Collected data entries
□ □ □
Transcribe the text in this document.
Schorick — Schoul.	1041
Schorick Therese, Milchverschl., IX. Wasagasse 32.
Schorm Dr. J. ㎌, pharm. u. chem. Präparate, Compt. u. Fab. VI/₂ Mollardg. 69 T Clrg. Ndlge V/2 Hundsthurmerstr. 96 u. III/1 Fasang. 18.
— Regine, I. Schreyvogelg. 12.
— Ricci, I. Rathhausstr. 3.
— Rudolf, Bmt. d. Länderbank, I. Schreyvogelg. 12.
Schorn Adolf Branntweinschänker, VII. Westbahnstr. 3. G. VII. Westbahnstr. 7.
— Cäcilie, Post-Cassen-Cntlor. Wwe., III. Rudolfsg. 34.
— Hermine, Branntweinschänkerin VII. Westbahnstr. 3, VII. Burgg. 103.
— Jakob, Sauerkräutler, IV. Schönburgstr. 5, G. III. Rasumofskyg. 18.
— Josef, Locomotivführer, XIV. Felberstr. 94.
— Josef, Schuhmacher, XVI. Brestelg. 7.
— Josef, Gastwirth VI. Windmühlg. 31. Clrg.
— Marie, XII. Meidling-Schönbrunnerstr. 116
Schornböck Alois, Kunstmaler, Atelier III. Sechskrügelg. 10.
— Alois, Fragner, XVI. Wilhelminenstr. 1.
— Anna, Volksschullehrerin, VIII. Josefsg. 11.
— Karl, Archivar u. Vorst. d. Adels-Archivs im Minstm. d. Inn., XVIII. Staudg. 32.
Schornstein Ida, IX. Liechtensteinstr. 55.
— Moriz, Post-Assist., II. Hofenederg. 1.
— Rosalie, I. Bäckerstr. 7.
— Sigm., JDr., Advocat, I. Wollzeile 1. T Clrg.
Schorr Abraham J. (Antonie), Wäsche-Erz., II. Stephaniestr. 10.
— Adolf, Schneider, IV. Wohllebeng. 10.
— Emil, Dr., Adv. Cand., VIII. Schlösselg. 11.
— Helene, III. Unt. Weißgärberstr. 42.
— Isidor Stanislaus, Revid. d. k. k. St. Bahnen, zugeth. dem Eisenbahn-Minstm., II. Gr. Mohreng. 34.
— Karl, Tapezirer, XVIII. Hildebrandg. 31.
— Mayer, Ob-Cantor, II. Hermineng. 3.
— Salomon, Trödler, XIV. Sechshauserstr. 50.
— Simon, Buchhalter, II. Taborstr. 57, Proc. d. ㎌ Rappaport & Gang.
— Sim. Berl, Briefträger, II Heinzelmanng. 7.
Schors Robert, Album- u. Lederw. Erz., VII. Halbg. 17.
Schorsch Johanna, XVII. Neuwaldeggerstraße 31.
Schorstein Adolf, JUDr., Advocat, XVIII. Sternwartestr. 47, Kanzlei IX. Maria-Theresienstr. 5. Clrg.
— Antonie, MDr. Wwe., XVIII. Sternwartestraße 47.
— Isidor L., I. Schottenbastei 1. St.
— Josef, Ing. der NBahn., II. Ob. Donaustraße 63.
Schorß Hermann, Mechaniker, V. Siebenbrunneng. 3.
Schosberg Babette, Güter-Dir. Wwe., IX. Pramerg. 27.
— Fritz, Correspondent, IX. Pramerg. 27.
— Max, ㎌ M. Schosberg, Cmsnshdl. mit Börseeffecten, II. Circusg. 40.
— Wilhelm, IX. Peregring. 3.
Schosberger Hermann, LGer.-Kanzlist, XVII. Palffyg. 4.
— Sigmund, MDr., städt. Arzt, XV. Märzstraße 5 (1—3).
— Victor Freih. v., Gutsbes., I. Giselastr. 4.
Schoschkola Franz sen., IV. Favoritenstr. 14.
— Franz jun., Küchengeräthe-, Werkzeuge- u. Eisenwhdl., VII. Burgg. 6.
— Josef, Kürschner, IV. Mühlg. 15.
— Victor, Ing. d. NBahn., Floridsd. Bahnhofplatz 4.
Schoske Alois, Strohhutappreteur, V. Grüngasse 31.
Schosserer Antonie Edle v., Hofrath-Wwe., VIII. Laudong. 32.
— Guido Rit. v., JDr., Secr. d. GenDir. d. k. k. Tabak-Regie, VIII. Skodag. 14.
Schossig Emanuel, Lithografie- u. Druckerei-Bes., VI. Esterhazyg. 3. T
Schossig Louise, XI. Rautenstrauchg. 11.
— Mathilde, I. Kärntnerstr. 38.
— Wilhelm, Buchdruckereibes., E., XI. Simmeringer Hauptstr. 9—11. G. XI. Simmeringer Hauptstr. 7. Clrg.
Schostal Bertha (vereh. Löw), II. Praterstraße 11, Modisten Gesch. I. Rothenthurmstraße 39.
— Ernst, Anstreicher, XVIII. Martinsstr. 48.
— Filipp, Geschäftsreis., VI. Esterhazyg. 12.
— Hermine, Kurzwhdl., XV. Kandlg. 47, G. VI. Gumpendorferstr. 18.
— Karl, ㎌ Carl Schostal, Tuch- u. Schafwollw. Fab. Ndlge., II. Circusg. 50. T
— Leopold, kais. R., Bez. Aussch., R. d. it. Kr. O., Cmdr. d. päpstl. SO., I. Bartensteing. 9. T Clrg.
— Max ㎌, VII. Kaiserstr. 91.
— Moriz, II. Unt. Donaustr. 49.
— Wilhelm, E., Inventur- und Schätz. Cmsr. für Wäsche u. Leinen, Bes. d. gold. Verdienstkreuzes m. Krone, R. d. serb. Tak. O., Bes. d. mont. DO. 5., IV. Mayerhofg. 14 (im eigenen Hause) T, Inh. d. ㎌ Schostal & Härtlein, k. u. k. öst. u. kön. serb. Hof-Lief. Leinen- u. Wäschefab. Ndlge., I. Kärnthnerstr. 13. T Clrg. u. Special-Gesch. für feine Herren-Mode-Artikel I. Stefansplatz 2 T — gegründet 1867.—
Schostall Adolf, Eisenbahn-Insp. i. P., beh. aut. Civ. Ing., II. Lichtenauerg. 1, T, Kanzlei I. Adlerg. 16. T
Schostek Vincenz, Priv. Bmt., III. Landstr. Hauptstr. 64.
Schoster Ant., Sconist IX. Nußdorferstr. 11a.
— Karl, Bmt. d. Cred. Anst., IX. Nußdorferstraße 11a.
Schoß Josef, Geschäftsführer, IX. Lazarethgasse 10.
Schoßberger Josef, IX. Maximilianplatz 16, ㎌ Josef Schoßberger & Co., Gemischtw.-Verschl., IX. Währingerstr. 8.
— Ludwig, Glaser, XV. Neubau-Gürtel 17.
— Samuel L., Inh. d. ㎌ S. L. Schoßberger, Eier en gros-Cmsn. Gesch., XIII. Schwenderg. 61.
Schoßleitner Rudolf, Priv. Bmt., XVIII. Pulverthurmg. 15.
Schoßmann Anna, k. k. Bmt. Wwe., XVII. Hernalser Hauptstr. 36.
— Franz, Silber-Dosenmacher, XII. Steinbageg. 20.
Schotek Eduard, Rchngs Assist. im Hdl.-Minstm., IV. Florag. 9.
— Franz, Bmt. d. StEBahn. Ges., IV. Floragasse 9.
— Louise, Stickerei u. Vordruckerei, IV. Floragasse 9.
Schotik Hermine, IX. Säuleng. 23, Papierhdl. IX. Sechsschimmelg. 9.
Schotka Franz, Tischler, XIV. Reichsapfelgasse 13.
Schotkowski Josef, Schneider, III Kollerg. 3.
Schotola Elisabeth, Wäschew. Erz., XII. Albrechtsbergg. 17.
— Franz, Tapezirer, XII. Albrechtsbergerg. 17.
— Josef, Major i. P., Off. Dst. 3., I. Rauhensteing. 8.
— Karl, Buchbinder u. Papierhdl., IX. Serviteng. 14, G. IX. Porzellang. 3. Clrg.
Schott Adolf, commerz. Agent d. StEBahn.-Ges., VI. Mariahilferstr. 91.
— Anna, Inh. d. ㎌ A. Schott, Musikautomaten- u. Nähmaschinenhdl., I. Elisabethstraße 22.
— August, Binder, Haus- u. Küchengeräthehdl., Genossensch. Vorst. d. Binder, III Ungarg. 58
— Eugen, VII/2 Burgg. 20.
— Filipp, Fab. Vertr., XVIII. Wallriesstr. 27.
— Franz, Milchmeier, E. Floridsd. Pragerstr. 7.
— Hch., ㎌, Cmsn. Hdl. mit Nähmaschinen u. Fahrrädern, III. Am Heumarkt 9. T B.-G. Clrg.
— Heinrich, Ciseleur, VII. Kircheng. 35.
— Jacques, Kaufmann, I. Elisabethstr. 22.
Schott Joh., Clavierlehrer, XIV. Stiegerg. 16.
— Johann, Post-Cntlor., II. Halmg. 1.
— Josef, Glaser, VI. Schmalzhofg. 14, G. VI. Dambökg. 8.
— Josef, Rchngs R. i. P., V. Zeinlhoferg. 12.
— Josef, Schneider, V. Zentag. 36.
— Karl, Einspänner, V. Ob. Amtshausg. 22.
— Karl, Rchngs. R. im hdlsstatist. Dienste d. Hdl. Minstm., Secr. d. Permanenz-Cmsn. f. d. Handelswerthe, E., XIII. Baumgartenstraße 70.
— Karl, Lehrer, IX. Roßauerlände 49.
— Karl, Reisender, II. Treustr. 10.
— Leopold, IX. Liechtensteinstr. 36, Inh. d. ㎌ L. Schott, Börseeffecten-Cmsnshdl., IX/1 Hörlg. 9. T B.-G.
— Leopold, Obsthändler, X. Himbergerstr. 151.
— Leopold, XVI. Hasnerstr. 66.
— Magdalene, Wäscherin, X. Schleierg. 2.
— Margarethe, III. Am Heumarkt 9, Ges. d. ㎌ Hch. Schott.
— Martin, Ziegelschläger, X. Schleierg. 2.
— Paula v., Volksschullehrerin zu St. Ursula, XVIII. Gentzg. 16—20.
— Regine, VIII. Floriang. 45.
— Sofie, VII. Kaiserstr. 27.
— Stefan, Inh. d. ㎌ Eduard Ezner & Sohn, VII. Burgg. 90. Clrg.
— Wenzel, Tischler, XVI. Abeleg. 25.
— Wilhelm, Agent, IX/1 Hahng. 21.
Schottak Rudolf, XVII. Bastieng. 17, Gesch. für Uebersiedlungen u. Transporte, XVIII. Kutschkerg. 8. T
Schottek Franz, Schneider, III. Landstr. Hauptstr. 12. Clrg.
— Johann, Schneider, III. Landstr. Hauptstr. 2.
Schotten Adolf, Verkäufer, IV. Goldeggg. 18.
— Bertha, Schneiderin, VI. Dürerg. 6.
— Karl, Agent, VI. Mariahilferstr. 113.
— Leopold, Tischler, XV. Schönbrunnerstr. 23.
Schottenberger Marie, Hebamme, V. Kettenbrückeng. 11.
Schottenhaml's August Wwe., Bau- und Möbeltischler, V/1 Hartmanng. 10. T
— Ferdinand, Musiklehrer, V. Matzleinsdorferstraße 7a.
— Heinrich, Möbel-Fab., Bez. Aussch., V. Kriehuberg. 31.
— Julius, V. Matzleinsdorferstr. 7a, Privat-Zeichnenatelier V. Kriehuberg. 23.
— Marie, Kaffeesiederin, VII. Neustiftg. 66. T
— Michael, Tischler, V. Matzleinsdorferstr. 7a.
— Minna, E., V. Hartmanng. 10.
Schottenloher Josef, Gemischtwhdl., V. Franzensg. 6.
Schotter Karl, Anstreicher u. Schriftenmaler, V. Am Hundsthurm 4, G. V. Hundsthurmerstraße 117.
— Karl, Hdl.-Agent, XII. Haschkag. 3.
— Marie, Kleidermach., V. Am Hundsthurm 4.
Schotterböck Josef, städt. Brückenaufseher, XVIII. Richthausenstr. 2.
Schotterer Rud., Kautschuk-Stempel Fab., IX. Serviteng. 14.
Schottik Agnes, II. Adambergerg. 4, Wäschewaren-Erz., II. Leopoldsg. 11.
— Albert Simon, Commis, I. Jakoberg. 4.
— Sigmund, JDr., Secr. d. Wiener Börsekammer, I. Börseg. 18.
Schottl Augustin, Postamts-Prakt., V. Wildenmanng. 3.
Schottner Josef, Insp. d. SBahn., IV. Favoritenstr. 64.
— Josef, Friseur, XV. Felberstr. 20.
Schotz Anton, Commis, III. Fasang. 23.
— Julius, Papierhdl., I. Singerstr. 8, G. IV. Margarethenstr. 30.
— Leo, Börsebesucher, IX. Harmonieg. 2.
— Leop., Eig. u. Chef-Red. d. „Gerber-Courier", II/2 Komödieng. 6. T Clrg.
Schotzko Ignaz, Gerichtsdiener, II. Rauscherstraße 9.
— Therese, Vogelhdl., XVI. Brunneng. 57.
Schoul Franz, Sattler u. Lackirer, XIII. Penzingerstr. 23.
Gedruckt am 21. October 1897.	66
□ □ □
→ **WORK REQUIRED**
Pull out every line in the material above where "Heinrich" occurs.

→ **OUTPUT FOR THIS EXERCISE**
— Heinrich, Ciseleur, VII. Kircheng. 35.
— Heinrich, Möbel-Fab., Bez. Aussch., V. Kriehuberg. 31.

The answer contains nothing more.